Reproduce every line in the listing that contains the word "triangle".

::: ROWS

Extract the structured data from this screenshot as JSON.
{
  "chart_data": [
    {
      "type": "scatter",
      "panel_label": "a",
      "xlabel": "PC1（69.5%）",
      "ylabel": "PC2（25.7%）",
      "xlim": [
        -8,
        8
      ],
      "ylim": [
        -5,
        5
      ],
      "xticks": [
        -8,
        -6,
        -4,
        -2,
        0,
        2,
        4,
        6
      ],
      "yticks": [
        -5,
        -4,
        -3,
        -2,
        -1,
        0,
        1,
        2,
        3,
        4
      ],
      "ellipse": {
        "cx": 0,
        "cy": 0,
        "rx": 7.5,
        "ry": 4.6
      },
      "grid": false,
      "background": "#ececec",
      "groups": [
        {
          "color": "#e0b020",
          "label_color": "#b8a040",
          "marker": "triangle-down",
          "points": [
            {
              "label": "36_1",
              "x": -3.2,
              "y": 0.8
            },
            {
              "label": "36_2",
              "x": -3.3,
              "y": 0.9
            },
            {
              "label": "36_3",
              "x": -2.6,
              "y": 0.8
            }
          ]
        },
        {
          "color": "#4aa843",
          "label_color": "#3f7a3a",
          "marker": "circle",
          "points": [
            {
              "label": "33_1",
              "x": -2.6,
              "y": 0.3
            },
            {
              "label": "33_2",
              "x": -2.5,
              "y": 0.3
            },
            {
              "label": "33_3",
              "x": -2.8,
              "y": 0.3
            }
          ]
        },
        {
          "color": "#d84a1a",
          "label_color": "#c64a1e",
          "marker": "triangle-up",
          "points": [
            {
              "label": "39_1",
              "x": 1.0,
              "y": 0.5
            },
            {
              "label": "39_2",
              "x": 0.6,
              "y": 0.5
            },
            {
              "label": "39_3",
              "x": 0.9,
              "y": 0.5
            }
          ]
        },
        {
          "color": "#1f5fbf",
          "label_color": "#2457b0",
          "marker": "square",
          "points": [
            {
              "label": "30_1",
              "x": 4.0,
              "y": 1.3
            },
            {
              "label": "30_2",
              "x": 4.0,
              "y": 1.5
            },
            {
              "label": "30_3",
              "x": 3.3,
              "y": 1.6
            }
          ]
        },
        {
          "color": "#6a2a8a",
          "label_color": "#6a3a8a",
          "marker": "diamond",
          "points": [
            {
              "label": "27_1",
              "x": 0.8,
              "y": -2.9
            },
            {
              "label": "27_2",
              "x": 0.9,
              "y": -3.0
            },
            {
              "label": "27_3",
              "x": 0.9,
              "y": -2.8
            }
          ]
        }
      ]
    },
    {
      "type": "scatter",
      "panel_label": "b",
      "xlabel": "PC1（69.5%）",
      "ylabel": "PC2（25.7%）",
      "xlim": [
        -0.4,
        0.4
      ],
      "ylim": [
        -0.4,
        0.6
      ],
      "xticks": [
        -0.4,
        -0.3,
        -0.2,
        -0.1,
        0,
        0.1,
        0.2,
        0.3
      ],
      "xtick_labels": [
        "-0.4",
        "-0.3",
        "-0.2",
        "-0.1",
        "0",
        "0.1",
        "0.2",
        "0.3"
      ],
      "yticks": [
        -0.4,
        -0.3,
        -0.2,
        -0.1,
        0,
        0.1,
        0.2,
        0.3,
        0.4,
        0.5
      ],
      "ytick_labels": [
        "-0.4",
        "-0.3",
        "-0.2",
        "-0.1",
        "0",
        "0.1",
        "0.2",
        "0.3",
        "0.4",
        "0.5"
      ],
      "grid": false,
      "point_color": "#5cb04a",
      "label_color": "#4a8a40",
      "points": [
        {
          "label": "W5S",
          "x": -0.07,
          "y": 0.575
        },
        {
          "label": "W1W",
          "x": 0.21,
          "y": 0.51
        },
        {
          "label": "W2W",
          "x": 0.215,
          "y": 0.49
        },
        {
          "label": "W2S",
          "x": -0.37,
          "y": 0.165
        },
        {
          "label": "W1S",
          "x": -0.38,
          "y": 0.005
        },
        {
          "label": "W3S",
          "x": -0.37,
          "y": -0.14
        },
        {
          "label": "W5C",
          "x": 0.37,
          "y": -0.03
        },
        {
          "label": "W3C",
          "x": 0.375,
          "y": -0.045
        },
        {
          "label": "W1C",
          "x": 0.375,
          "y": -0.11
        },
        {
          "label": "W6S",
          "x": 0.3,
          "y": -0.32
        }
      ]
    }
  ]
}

::::::

[EXERCISE SOLUTION]
          "marker": "triangle-down",
          "marker": "triangle-up",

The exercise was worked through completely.